(Chart and figure data)
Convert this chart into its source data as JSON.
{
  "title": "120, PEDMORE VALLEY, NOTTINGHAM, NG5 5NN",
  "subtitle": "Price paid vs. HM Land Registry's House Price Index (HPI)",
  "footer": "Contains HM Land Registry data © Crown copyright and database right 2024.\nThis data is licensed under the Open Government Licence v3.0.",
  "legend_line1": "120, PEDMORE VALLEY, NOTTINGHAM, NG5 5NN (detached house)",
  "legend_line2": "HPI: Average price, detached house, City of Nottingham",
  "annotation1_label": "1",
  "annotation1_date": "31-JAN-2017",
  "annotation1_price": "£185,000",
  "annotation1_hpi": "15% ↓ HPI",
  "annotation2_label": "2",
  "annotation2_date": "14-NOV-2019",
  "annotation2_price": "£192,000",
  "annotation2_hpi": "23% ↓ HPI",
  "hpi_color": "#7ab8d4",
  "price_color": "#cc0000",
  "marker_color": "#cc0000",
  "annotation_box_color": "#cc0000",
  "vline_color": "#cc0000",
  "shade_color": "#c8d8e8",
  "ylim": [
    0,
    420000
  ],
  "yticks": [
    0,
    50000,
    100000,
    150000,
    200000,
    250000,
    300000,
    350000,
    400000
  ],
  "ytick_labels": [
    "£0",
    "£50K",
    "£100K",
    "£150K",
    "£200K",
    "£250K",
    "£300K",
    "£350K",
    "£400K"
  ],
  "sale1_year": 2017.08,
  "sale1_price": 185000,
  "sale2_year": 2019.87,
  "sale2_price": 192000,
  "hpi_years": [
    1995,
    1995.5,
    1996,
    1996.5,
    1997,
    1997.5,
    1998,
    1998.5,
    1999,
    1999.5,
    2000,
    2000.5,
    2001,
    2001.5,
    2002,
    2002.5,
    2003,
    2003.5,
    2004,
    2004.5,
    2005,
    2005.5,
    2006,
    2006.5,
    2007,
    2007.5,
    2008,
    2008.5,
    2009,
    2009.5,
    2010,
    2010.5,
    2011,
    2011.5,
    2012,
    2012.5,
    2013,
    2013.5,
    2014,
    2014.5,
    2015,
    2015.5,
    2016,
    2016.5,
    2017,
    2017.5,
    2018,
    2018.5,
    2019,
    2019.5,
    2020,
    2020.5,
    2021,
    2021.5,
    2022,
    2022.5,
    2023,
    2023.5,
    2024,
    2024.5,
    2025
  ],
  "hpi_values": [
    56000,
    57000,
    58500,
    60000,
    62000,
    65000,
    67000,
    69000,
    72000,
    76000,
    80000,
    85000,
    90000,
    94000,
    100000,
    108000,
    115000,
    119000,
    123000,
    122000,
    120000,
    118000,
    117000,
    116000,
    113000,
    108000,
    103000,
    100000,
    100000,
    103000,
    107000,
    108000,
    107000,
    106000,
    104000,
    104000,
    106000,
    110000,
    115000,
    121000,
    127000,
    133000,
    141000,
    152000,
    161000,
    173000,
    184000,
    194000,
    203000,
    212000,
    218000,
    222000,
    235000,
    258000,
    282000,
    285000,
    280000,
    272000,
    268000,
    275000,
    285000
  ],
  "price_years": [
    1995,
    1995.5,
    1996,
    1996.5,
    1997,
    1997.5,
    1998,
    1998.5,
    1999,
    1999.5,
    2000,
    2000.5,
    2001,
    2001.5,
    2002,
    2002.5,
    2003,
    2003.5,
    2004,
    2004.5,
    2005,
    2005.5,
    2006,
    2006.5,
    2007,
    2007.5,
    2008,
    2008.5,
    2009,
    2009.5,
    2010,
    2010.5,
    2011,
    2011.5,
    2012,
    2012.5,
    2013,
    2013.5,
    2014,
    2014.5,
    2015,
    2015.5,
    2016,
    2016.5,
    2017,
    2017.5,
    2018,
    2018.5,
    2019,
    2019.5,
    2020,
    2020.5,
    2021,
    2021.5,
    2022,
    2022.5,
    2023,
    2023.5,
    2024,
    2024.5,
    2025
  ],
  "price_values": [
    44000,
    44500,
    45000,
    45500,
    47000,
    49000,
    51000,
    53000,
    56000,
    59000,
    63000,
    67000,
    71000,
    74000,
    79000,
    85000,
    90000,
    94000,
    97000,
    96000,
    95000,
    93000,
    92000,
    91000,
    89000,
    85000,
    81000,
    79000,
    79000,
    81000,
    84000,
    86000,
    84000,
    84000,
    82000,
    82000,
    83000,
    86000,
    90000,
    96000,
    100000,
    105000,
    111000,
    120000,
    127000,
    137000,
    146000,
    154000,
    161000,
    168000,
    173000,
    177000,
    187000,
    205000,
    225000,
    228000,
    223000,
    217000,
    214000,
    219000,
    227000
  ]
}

Directive: Write out the records above again, keeping each one identical to the original.

Task result:
Convert this chart into its source data as JSON.
{
  "title": "120, PEDMORE VALLEY, NOTTINGHAM, NG5 5NN",
  "subtitle": "Price paid vs. HM Land Registry's House Price Index (HPI)",
  "footer": "Contains HM Land Registry data © Crown copyright and database right 2024.\nThis data is licensed under the Open Government Licence v3.0.",
  "legend_line1": "120, PEDMORE VALLEY, NOTTINGHAM, NG5 5NN (detached house)",
  "legend_line2": "HPI: Average price, detached house, City of Nottingham",
  "annotation1_label": "1",
  "annotation1_date": "31-JAN-2017",
  "annotation1_price": "£185,000",
  "annotation1_hpi": "15% ↓ HPI",
  "annotation2_label": "2",
  "annotation2_date": "14-NOV-2019",
  "annotation2_price": "£192,000",
  "annotation2_hpi": "23% ↓ HPI",
  "hpi_color": "#7ab8d4",
  "price_color": "#cc0000",
  "marker_color": "#cc0000",
  "annotation_box_color": "#cc0000",
  "vline_color": "#cc0000",
  "shade_color": "#c8d8e8",
  "ylim": [
    0,
    420000
  ],
  "yticks": [
    0,
    50000,
    100000,
    150000,
    200000,
    250000,
    300000,
    350000,
    400000
  ],
  "ytick_labels": [
    "£0",
    "£50K",
    "£100K",
    "£150K",
    "£200K",
    "£250K",
    "£300K",
    "£350K",
    "£400K"
  ],
  "sale1_year": 2017.08,
  "sale1_price": 185000,
  "sale2_year": 2019.87,
  "sale2_price": 192000,
  "hpi_years": [
    1995,
    1995.5,
    1996,
    1996.5,
    1997,
    1997.5,
    1998,
    1998.5,
    1999,
    1999.5,
    2000,
    2000.5,
    2001,
    2001.5,
    2002,
    2002.5,
    2003,
    2003.5,
    2004,
    2004.5,
    2005,
    2005.5,
    2006,
    2006.5,
    2007,
    2007.5,
    2008,
    2008.5,
    2009,
    2009.5,
    2010,
    2010.5,
    2011,
    2011.5,
    2012,
    2012.5,
    2013,
    2013.5,
    2014,
    2014.5,
    2015,
    2015.5,
    2016,
    2016.5,
    2017,
    2017.5,
    2018,
    2018.5,
    2019,
    2019.5,
    2020,
    2020.5,
    2021,
    2021.5,
    2022,
    2022.5,
    2023,
    2023.5,
    2024,
    2024.5,
    2025
  ],
  "hpi_values": [
    56000,
    57000,
    58500,
    60000,
    62000,
    65000,
    67000,
    69000,
    72000,
    76000,
    80000,
    85000,
    90000,
    94000,
    100000,
    108000,
    115000,
    119000,
    123000,
    122000,
    120000,
    118000,
    117000,
    116000,
    113000,
    108000,
    103000,
    100000,
    100000,
    103000,
    107000,
    108000,
    107000,
    106000,
    104000,
    104000,
    106000,
    110000,
    115000,
    121000,
    127000,
    133000,
    141000,
    152000,
    161000,
    173000,
    184000,
    194000,
    203000,
    212000,
    218000,
    222000,
    235000,
    258000,
    282000,
    285000,
    280000,
    272000,
    268000,
    275000,
    285000
  ],
  "price_years": [
    1995,
    1995.5,
    1996,
    1996.5,
    1997,
    1997.5,
    1998,
    1998.5,
    1999,
    1999.5,
    2000,
    2000.5,
    2001,
    2001.5,
    2002,
    2002.5,
    2003,
    2003.5,
    2004,
    2004.5,
    2005,
    2005.5,
    2006,
    2006.5,
    2007,
    2007.5,
    2008,
    2008.5,
    2009,
    2009.5,
    2010,
    2010.5,
    2011,
    2011.5,
    2012,
    2012.5,
    2013,
    2013.5,
    2014,
    2014.5,
    2015,
    2015.5,
    2016,
    2016.5,
    2017,
    2017.5,
    2018,
    2018.5,
    2019,
    2019.5,
    2020,
    2020.5,
    2021,
    2021.5,
    2022,
    2022.5,
    2023,
    2023.5,
    2024,
    2024.5,
    2025
  ],
  "price_values": [
    44000,
    44500,
    45000,
    45500,
    47000,
    49000,
    51000,
    53000,
    56000,
    59000,
    63000,
    67000,
    71000,
    74000,
    79000,
    85000,
    90000,
    94000,
    97000,
    96000,
    95000,
    93000,
    92000,
    91000,
    89000,
    85000,
    81000,
    79000,
    79000,
    81000,
    84000,
    86000,
    84000,
    84000,
    82000,
    82000,
    83000,
    86000,
    90000,
    96000,
    100000,
    105000,
    111000,
    120000,
    127000,
    137000,
    146000,
    154000,
    161000,
    168000,
    173000,
    177000,
    187000,
    205000,
    225000,
    228000,
    223000,
    217000,
    214000,
    219000,
    227000
  ]
}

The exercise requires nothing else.